⟨

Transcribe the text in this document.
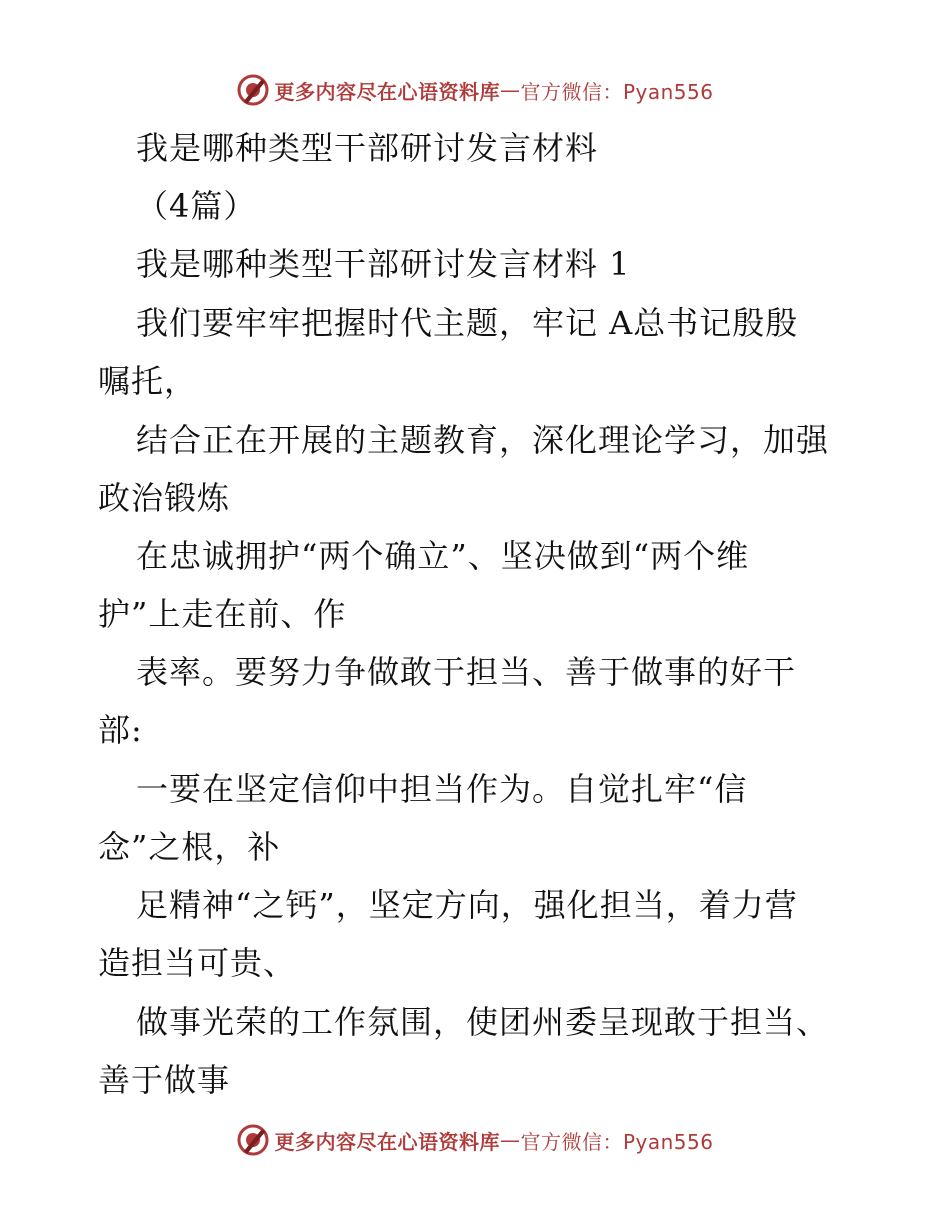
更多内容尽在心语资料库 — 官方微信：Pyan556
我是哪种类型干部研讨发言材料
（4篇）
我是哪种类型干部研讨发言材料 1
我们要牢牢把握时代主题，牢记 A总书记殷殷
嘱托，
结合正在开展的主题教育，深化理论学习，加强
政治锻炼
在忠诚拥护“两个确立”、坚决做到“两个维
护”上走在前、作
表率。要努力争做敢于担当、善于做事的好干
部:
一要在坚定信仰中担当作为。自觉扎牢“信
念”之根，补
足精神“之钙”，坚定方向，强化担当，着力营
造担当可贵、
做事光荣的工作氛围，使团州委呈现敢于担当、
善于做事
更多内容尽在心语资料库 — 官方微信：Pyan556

⟩

Request: What is needed is an exact reproduction of the data, pictures excluded.

Correct output:
Transcribe the text in this document.
更多内容尽在心语资料库 — 官方微信：Pyan556
我是哪种类型干部研讨发言材料
（4篇）
我是哪种类型干部研讨发言材料 1
我们要牢牢把握时代主题，牢记 A总书记殷殷
嘱托，
结合正在开展的主题教育，深化理论学习，加强
政治锻炼
在忠诚拥护“两个确立”、坚决做到“两个维
护”上走在前、作
表率。要努力争做敢于担当、善于做事的好干
部:
一要在坚定信仰中担当作为。自觉扎牢“信
念”之根，补
足精神“之钙”，坚定方向，强化担当，着力营
造担当可贵、
做事光荣的工作氛围，使团州委呈现敢于担当、
善于做事
更多内容尽在心语资料库 — 官方微信：Pyan556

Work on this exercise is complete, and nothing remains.